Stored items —
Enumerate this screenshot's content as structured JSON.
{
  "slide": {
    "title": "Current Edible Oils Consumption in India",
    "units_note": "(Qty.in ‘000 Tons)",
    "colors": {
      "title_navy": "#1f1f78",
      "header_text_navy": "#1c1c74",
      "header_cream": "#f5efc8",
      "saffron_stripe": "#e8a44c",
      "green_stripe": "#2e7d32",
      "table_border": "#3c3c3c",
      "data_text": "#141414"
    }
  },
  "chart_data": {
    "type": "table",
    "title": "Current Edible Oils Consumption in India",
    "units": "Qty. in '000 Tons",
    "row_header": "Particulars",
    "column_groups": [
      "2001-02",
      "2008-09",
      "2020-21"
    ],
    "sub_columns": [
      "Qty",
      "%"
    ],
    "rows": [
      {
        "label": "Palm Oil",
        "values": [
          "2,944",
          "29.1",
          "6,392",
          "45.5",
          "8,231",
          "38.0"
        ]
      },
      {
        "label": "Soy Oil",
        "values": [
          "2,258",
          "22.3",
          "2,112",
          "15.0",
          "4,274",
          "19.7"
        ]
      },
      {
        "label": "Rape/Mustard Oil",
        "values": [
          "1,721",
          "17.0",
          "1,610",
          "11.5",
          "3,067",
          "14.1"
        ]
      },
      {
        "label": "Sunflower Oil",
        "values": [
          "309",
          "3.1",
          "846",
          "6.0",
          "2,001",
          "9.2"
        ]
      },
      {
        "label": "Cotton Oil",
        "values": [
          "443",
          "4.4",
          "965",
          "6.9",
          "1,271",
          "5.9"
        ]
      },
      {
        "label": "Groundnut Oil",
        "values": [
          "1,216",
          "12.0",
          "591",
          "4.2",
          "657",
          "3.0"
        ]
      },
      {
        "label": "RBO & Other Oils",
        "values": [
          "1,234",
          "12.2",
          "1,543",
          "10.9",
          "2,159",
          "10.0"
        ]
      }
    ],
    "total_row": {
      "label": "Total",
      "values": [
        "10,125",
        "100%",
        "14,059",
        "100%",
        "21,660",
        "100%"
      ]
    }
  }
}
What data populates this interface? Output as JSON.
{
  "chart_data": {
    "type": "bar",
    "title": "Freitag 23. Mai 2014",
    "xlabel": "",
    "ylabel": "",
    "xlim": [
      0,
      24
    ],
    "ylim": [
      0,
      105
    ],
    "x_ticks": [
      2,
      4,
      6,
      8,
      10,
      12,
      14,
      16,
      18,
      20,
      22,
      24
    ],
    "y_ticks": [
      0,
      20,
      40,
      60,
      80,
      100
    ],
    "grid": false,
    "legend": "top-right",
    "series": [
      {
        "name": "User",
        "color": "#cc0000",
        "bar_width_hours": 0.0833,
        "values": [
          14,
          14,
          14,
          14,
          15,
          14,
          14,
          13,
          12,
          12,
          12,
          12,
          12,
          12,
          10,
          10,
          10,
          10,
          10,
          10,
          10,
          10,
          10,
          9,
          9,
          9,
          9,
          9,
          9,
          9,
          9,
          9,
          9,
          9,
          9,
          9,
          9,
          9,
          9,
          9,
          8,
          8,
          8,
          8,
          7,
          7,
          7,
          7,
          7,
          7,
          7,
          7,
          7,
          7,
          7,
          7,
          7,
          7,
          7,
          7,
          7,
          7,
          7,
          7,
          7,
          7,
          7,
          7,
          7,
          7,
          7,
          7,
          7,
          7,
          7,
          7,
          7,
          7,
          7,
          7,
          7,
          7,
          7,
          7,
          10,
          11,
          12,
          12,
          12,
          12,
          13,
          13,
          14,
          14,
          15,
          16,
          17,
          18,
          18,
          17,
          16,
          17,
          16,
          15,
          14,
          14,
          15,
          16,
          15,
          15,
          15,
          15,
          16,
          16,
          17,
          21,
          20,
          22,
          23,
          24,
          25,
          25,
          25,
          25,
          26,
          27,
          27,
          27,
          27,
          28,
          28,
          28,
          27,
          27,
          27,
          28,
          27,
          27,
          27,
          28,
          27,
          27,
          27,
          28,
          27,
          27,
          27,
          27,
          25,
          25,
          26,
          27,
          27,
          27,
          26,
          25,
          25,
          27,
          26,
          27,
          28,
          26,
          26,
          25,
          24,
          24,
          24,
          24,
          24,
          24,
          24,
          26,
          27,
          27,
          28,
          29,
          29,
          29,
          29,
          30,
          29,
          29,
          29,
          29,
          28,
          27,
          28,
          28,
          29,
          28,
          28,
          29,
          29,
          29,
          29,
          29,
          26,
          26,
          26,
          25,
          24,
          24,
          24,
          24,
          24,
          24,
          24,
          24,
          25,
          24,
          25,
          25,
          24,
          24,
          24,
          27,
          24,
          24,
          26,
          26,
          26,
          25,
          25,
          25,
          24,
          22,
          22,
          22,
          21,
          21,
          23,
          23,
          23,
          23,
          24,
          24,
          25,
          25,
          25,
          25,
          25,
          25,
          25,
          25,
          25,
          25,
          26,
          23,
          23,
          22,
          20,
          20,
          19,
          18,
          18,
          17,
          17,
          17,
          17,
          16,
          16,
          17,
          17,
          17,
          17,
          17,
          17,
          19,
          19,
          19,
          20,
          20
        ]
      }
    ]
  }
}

What is being asked — From the first line to the last, retype the data exactly.

Result of the exercise —
Enumerate this screenshot's content as structured JSON.
{
  "slide": {
    "title": "Current Edible Oils Consumption in India",
    "units_note": "(Qty.in ‘000 Tons)",
    "colors": {
      "title_navy": "#1f1f78",
      "header_text_navy": "#1c1c74",
      "header_cream": "#f5efc8",
      "saffron_stripe": "#e8a44c",
      "green_stripe": "#2e7d32",
      "table_border": "#3c3c3c",
      "data_text": "#141414"
    }
  },
  "chart_data": {
    "type": "table",
    "title": "Current Edible Oils Consumption in India",
    "units": "Qty. in '000 Tons",
    "row_header": "Particulars",
    "column_groups": [
      "2001-02",
      "2008-09",
      "2020-21"
    ],
    "sub_columns": [
      "Qty",
      "%"
    ],
    "rows": [
      {
        "label": "Palm Oil",
        "values": [
          "2,944",
          "29.1",
          "6,392",
          "45.5",
          "8,231",
          "38.0"
        ]
      },
      {
        "label": "Soy Oil",
        "values": [
          "2,258",
          "22.3",
          "2,112",
          "15.0",
          "4,274",
          "19.7"
        ]
      },
      {
        "label": "Rape/Mustard Oil",
        "values": [
          "1,721",
          "17.0",
          "1,610",
          "11.5",
          "3,067",
          "14.1"
        ]
      },
      {
        "label": "Sunflower Oil",
        "values": [
          "309",
          "3.1",
          "846",
          "6.0",
          "2,001",
          "9.2"
        ]
      },
      {
        "label": "Cotton Oil",
        "values": [
          "443",
          "4.4",
          "965",
          "6.9",
          "1,271",
          "5.9"
        ]
      },
      {
        "label": "Groundnut Oil",
        "values": [
          "1,216",
          "12.0",
          "591",
          "4.2",
          "657",
          "3.0"
        ]
      },
      {
        "label": "RBO & Other Oils",
        "values": [
          "1,234",
          "12.2",
          "1,543",
          "10.9",
          "2,159",
          "10.0"
        ]
      }
    ],
    "total_row": {
      "label": "Total",
      "values": [
        "10,125",
        "100%",
        "14,059",
        "100%",
        "21,660",
        "100%"
      ]
    }
  }
}
What data populates this interface? Output as JSON.
{
  "chart_data": {
    "type": "bar",
    "title": "Freitag 23. Mai 2014",
    "xlabel": "",
    "ylabel": "",
    "xlim": [
      0,
      24
    ],
    "ylim": [
      0,
      105
    ],
    "x_ticks": [
      2,
      4,
      6,
      8,
      10,
      12,
      14,
      16,
      18,
      20,
      22,
      24
    ],
    "y_ticks": [
      0,
      20,
      40,
      60,
      80,
      100
    ],
    "grid": false,
    "legend": "top-right",
    "series": [
      {
        "name": "User",
        "color": "#cc0000",
        "bar_width_hours": 0.0833,
        "values": [
          14,
          14,
          14,
          14,
          15,
          14,
          14,
          13,
          12,
          12,
          12,
          12,
          12,
          12,
          10,
          10,
          10,
          10,
          10,
          10,
          10,
          10,
          10,
          9,
          9,
          9,
          9,
          9,
          9,
          9,
          9,
          9,
          9,
          9,
          9,
          9,
          9,
          9,
          9,
          9,
          8,
          8,
          8,
          8,
          7,
          7,
          7,
          7,
          7,
          7,
          7,
          7,
          7,
          7,
          7,
          7,
          7,
          7,
          7,
          7,
          7,
          7,
          7,
          7,
          7,
          7,
          7,
          7,
          7,
          7,
          7,
          7,
          7,
          7,
          7,
          7,
          7,
          7,
          7,
          7,
          7,
          7,
          7,
          7,
          10,
          11,
          12,
          12,
          12,
          12,
          13,
          13,
          14,
          14,
          15,
          16,
          17,
          18,
          18,
          17,
          16,
          17,
          16,
          15,
          14,
          14,
          15,
          16,
          15,
          15,
          15,
          15,
          16,
          16,
          17,
          21,
          20,
          22,
          23,
          24,
          25,
          25,
          25,
          25,
          26,
          27,
          27,
          27,
          27,
          28,
          28,
          28,
          27,
          27,
          27,
          28,
          27,
          27,
          27,
          28,
          27,
          27,
          27,
          28,
          27,
          27,
          27,
          27,
          25,
          25,
          26,
          27,
          27,
          27,
          26,
          25,
          25,
          27,
          26,
          27,
          28,
          26,
          26,
          25,
          24,
          24,
          24,
          24,
          24,
          24,
          24,
          26,
          27,
          27,
          28,
          29,
          29,
          29,
          29,
          30,
          29,
          29,
          29,
          29,
          28,
          27,
          28,
          28,
          29,
          28,
          28,
          29,
          29,
          29,
          29,
          29,
          26,
          26,
          26,
          25,
          24,
          24,
          24,
          24,
          24,
          24,
          24,
          24,
          25,
          24,
          25,
          25,
          24,
          24,
          24,
          27,
          24,
          24,
          26,
          26,
          26,
          25,
          25,
          25,
          24,
          22,
          22,
          22,
          21,
          21,
          23,
          23,
          23,
          23,
          24,
          24,
          25,
          25,
          25,
          25,
          25,
          25,
          25,
          25,
          25,
          25,
          26,
          23,
          23,
          22,
          20,
          20,
          19,
          18,
          18,
          17,
          17,
          17,
          17,
          16,
          16,
          17,
          17,
          17,
          17,
          17,
          17,
          19,
          19,
          19,
          20,
          20
        ]
      }
    ]
  }
}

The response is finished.